## Entries shown
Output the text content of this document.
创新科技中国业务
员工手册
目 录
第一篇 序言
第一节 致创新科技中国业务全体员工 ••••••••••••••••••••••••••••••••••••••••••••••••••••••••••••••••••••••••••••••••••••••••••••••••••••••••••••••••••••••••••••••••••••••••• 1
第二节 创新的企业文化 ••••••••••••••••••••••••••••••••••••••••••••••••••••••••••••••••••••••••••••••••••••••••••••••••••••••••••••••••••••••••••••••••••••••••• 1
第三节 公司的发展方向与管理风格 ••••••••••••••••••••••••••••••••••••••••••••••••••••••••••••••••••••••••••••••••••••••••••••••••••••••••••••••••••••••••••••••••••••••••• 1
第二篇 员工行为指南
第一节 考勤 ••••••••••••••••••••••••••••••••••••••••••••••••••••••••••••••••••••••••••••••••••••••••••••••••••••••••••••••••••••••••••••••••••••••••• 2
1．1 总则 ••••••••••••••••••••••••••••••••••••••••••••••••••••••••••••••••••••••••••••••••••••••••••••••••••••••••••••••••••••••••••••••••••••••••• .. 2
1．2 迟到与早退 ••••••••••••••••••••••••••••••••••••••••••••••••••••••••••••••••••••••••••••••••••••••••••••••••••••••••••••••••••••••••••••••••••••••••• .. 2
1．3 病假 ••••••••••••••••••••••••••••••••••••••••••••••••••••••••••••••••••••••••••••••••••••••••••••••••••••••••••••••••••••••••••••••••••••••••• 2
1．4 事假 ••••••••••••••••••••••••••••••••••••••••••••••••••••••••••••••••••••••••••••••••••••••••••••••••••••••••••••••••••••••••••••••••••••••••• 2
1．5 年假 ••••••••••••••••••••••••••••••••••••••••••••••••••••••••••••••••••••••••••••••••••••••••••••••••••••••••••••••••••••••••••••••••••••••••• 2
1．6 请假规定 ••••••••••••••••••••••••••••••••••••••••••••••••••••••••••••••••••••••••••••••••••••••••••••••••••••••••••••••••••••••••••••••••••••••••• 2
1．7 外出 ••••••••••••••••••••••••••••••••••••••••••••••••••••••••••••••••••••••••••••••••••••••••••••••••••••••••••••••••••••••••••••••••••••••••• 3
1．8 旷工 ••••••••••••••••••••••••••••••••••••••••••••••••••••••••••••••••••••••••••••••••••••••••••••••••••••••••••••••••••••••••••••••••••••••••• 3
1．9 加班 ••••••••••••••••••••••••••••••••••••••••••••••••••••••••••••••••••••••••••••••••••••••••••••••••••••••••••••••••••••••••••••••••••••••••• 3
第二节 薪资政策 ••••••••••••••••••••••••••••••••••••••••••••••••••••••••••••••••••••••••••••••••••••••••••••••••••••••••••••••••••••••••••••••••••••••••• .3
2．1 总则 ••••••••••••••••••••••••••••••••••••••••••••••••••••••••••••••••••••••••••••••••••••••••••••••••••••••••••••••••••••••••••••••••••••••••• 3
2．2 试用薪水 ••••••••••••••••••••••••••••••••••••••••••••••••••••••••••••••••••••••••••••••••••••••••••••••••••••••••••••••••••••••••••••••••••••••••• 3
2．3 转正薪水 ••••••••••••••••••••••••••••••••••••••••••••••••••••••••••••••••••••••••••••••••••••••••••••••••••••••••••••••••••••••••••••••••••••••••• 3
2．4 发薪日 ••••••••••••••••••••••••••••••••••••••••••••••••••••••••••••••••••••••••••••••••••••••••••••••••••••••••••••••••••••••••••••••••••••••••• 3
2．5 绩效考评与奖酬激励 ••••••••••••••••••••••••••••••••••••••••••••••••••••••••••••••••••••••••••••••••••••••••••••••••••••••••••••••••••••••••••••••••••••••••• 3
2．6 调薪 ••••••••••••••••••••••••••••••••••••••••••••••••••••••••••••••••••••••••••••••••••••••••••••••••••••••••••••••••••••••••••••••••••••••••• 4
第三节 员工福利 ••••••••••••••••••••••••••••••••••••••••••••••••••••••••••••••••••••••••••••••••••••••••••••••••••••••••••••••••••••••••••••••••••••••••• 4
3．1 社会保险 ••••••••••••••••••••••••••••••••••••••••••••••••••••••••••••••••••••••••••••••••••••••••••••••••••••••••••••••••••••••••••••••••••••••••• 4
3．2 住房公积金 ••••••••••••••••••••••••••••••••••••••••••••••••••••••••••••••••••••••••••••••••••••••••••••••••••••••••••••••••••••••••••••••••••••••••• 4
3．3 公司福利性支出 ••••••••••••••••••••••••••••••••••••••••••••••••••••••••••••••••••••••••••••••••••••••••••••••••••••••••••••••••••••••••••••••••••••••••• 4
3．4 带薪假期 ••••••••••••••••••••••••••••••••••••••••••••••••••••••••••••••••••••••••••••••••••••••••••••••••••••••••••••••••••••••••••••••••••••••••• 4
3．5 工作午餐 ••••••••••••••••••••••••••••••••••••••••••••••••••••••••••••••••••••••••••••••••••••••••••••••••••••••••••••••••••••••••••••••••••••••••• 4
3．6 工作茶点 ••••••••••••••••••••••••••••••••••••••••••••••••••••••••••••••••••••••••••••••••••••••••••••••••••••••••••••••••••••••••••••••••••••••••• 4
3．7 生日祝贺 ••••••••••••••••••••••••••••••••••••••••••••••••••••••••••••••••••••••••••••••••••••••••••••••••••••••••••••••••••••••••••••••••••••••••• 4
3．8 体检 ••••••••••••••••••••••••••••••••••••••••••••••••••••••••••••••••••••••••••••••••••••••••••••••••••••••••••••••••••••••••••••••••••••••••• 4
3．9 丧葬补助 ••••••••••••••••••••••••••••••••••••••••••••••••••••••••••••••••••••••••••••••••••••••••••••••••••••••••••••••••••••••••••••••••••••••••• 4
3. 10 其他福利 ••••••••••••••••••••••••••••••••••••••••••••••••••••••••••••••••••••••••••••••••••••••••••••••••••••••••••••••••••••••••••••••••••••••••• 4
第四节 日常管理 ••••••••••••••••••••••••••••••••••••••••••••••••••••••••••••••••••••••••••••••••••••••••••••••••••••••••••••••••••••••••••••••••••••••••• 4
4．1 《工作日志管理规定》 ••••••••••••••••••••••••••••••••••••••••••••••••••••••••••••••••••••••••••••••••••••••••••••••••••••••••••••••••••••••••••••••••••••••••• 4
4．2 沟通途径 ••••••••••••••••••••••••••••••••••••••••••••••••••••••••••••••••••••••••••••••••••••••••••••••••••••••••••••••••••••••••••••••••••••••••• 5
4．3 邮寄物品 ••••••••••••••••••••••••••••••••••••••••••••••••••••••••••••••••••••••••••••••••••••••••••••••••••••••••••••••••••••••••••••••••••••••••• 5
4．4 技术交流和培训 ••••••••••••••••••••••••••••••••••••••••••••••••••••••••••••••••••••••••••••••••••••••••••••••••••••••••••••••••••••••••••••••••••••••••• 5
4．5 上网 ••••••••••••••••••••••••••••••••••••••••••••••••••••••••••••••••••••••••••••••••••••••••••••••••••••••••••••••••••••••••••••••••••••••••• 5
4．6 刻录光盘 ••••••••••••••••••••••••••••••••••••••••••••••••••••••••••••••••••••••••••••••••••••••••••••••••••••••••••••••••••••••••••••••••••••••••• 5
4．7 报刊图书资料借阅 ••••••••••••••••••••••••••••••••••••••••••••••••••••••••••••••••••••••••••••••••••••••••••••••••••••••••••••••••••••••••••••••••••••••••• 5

## Given exercise
Return the entries above exactly as they appear.

## The response
Output the text content of this document.
创新科技中国业务
员工手册
目 录
第一篇 序言
第一节 致创新科技中国业务全体员工 ••••••••••••••••••••••••••••••••••••••••••••••••••••••••••••••••••••••••••••••••••••••••••••••••••••••••••••••••••••••••••••••••••••••••• 1
第二节 创新的企业文化 ••••••••••••••••••••••••••••••••••••••••••••••••••••••••••••••••••••••••••••••••••••••••••••••••••••••••••••••••••••••••••••••••••••••••• 1
第三节 公司的发展方向与管理风格 ••••••••••••••••••••••••••••••••••••••••••••••••••••••••••••••••••••••••••••••••••••••••••••••••••••••••••••••••••••••••••••••••••••••••• 1
第二篇 员工行为指南
第一节 考勤 ••••••••••••••••••••••••••••••••••••••••••••••••••••••••••••••••••••••••••••••••••••••••••••••••••••••••••••••••••••••••••••••••••••••••• 2
1．1 总则 ••••••••••••••••••••••••••••••••••••••••••••••••••••••••••••••••••••••••••••••••••••••••••••••••••••••••••••••••••••••••••••••••••••••••• .. 2
1．2 迟到与早退 ••••••••••••••••••••••••••••••••••••••••••••••••••••••••••••••••••••••••••••••••••••••••••••••••••••••••••••••••••••••••••••••••••••••••• .. 2
1．3 病假 ••••••••••••••••••••••••••••••••••••••••••••••••••••••••••••••••••••••••••••••••••••••••••••••••••••••••••••••••••••••••••••••••••••••••• 2
1．4 事假 ••••••••••••••••••••••••••••••••••••••••••••••••••••••••••••••••••••••••••••••••••••••••••••••••••••••••••••••••••••••••••••••••••••••••• 2
1．5 年假 ••••••••••••••••••••••••••••••••••••••••••••••••••••••••••••••••••••••••••••••••••••••••••••••••••••••••••••••••••••••••••••••••••••••••• 2
1．6 请假规定 ••••••••••••••••••••••••••••••••••••••••••••••••••••••••••••••••••••••••••••••••••••••••••••••••••••••••••••••••••••••••••••••••••••••••• 2
1．7 外出 ••••••••••••••••••••••••••••••••••••••••••••••••••••••••••••••••••••••••••••••••••••••••••••••••••••••••••••••••••••••••••••••••••••••••• 3
1．8 旷工 ••••••••••••••••••••••••••••••••••••••••••••••••••••••••••••••••••••••••••••••••••••••••••••••••••••••••••••••••••••••••••••••••••••••••• 3
1．9 加班 ••••••••••••••••••••••••••••••••••••••••••••••••••••••••••••••••••••••••••••••••••••••••••••••••••••••••••••••••••••••••••••••••••••••••• 3
第二节 薪资政策 ••••••••••••••••••••••••••••••••••••••••••••••••••••••••••••••••••••••••••••••••••••••••••••••••••••••••••••••••••••••••••••••••••••••••• .3
2．1 总则 ••••••••••••••••••••••••••••••••••••••••••••••••••••••••••••••••••••••••••••••••••••••••••••••••••••••••••••••••••••••••••••••••••••••••• 3
2．2 试用薪水 ••••••••••••••••••••••••••••••••••••••••••••••••••••••••••••••••••••••••••••••••••••••••••••••••••••••••••••••••••••••••••••••••••••••••• 3
2．3 转正薪水 ••••••••••••••••••••••••••••••••••••••••••••••••••••••••••••••••••••••••••••••••••••••••••••••••••••••••••••••••••••••••••••••••••••••••• 3
2．4 发薪日 ••••••••••••••••••••••••••••••••••••••••••••••••••••••••••••••••••••••••••••••••••••••••••••••••••••••••••••••••••••••••••••••••••••••••• 3
2．5 绩效考评与奖酬激励 ••••••••••••••••••••••••••••••••••••••••••••••••••••••••••••••••••••••••••••••••••••••••••••••••••••••••••••••••••••••••••••••••••••••••• 3
2．6 调薪 ••••••••••••••••••••••••••••••••••••••••••••••••••••••••••••••••••••••••••••••••••••••••••••••••••••••••••••••••••••••••••••••••••••••••• 4
第三节 员工福利 ••••••••••••••••••••••••••••••••••••••••••••••••••••••••••••••••••••••••••••••••••••••••••••••••••••••••••••••••••••••••••••••••••••••••• 4
3．1 社会保险 ••••••••••••••••••••••••••••••••••••••••••••••••••••••••••••••••••••••••••••••••••••••••••••••••••••••••••••••••••••••••••••••••••••••••• 4
3．2 住房公积金 ••••••••••••••••••••••••••••••••••••••••••••••••••••••••••••••••••••••••••••••••••••••••••••••••••••••••••••••••••••••••••••••••••••••••• 4
3．3 公司福利性支出 ••••••••••••••••••••••••••••••••••••••••••••••••••••••••••••••••••••••••••••••••••••••••••••••••••••••••••••••••••••••••••••••••••••••••• 4
3．4 带薪假期 ••••••••••••••••••••••••••••••••••••••••••••••••••••••••••••••••••••••••••••••••••••••••••••••••••••••••••••••••••••••••••••••••••••••••• 4
3．5 工作午餐 ••••••••••••••••••••••••••••••••••••••••••••••••••••••••••••••••••••••••••••••••••••••••••••••••••••••••••••••••••••••••••••••••••••••••• 4
3．6 工作茶点 ••••••••••••••••••••••••••••••••••••••••••••••••••••••••••••••••••••••••••••••••••••••••••••••••••••••••••••••••••••••••••••••••••••••••• 4
3．7 生日祝贺 ••••••••••••••••••••••••••••••••••••••••••••••••••••••••••••••••••••••••••••••••••••••••••••••••••••••••••••••••••••••••••••••••••••••••• 4
3．8 体检 ••••••••••••••••••••••••••••••••••••••••••••••••••••••••••••••••••••••••••••••••••••••••••••••••••••••••••••••••••••••••••••••••••••••••• 4
3．9 丧葬补助 ••••••••••••••••••••••••••••••••••••••••••••••••••••••••••••••••••••••••••••••••••••••••••••••••••••••••••••••••••••••••••••••••••••••••• 4
3. 10 其他福利 ••••••••••••••••••••••••••••••••••••••••••••••••••••••••••••••••••••••••••••••••••••••••••••••••••••••••••••••••••••••••••••••••••••••••• 4
第四节 日常管理 ••••••••••••••••••••••••••••••••••••••••••••••••••••••••••••••••••••••••••••••••••••••••••••••••••••••••••••••••••••••••••••••••••••••••• 4
4．1 《工作日志管理规定》 ••••••••••••••••••••••••••••••••••••••••••••••••••••••••••••••••••••••••••••••••••••••••••••••••••••••••••••••••••••••••••••••••••••••••• 4
4．2 沟通途径 ••••••••••••••••••••••••••••••••••••••••••••••••••••••••••••••••••••••••••••••••••••••••••••••••••••••••••••••••••••••••••••••••••••••••• 5
4．3 邮寄物品 ••••••••••••••••••••••••••••••••••••••••••••••••••••••••••••••••••••••••••••••••••••••••••••••••••••••••••••••••••••••••••••••••••••••••• 5
4．4 技术交流和培训 ••••••••••••••••••••••••••••••••••••••••••••••••••••••••••••••••••••••••••••••••••••••••••••••••••••••••••••••••••••••••••••••••••••••••• 5
4．5 上网 ••••••••••••••••••••••••••••••••••••••••••••••••••••••••••••••••••••••••••••••••••••••••••••••••••••••••••••••••••••••••••••••••••••••••• 5
4．6 刻录光盘 ••••••••••••••••••••••••••••••••••••••••••••••••••••••••••••••••••••••••••••••••••••••••••••••••••••••••••••••••••••••••••••••••••••••••• 5
4．7 报刊图书资料借阅 ••••••••••••••••••••••••••••••••••••••••••••••••••••••••••••••••••••••••••••••••••••••••••••••••••••••••••••••••••••••••••••••••••••••••• 5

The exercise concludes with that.